• **To do**
The data below should be printed in full, exactly, and without any of its images.

::::::::

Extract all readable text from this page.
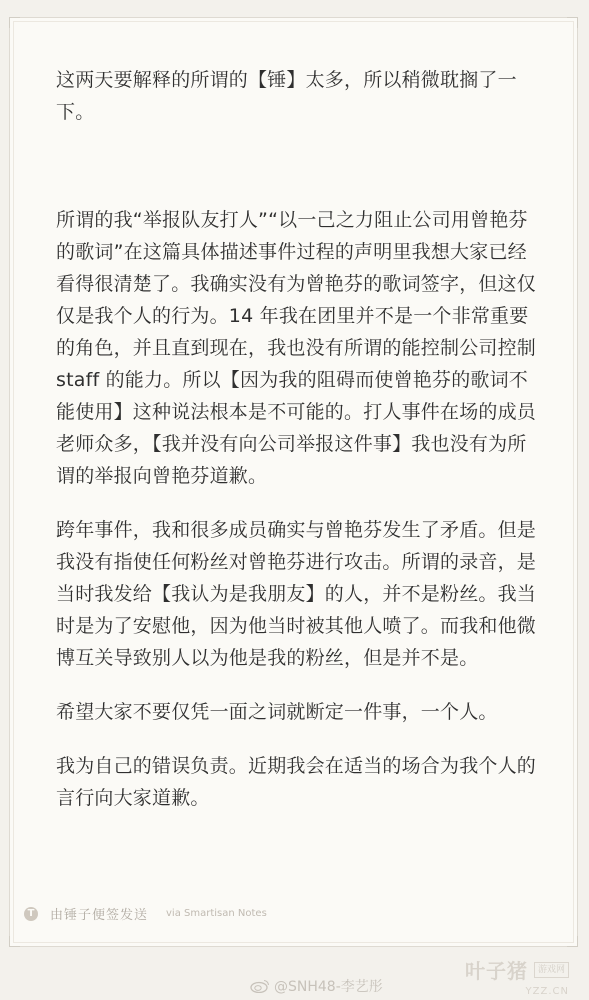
这两天要解释的所谓的【锤】太多，所以稍微耽搁了一下。

所谓的我“举报队友打人”“以一己之力阻止公司用曾艳芬的歌词”在这篇具体描述事件过程的声明里我想大家已经看得很清楚了。我确实没有为曾艳芬的歌词签字，但这仅仅是我个人的行为。14 年我在团里并不是一个非常重要的角色，并且直到现在，我也没有所谓的能控制公司控制 staff 的能力。所以【因为我的阻碍而使曾艳芬的歌词不能使用】这种说法根本是不可能的。打人事件在场的成员老师众多，【我并没有向公司举报这件事】我也没有为所谓的举报向曾艳芬道歉。

跨年事件，我和很多成员确实与曾艳芬发生了矛盾。但是我没有指使任何粉丝对曾艳芬进行攻击。所谓的录音，是当时我发给【我认为是我朋友】的人，并不是粉丝。我当时是为了安慰他，因为他当时被其他人喷了。而我和他微博互关导致别人以为他是我的粉丝，但是并不是。

希望大家不要仅凭一面之词就断定一件事，一个人。

我为自己的错误负责。近期我会在适当的场合为我个人的言行向大家道歉。

T 由锤子便签发送 via Smartisan Notes
@SNH48-李艺彤
叶子猪	游戏网
YZZ.CN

::::::::

• **Worked solution**
Extract all readable text from this page.
这两天要解释的所谓的【锤】太多，所以稍微耽搁了一下。

所谓的我“举报队友打人”“以一己之力阻止公司用曾艳芬的歌词”在这篇具体描述事件过程的声明里我想大家已经看得很清楚了。我确实没有为曾艳芬的歌词签字，但这仅仅是我个人的行为。14 年我在团里并不是一个非常重要的角色，并且直到现在，我也没有所谓的能控制公司控制 staff 的能力。所以【因为我的阻碍而使曾艳芬的歌词不能使用】这种说法根本是不可能的。打人事件在场的成员老师众多，【我并没有向公司举报这件事】我也没有为所谓的举报向曾艳芬道歉。

跨年事件，我和很多成员确实与曾艳芬发生了矛盾。但是我没有指使任何粉丝对曾艳芬进行攻击。所谓的录音，是当时我发给【我认为是我朋友】的人，并不是粉丝。我当时是为了安慰他，因为他当时被其他人喷了。而我和他微博互关导致别人以为他是我的粉丝，但是并不是。

希望大家不要仅凭一面之词就断定一件事，一个人。

我为自己的错误负责。近期我会在适当的场合为我个人的言行向大家道歉。

T 由锤子便签发送 via Smartisan Notes
@SNH48-李艺彤
叶子猪	游戏网
YZZ.CN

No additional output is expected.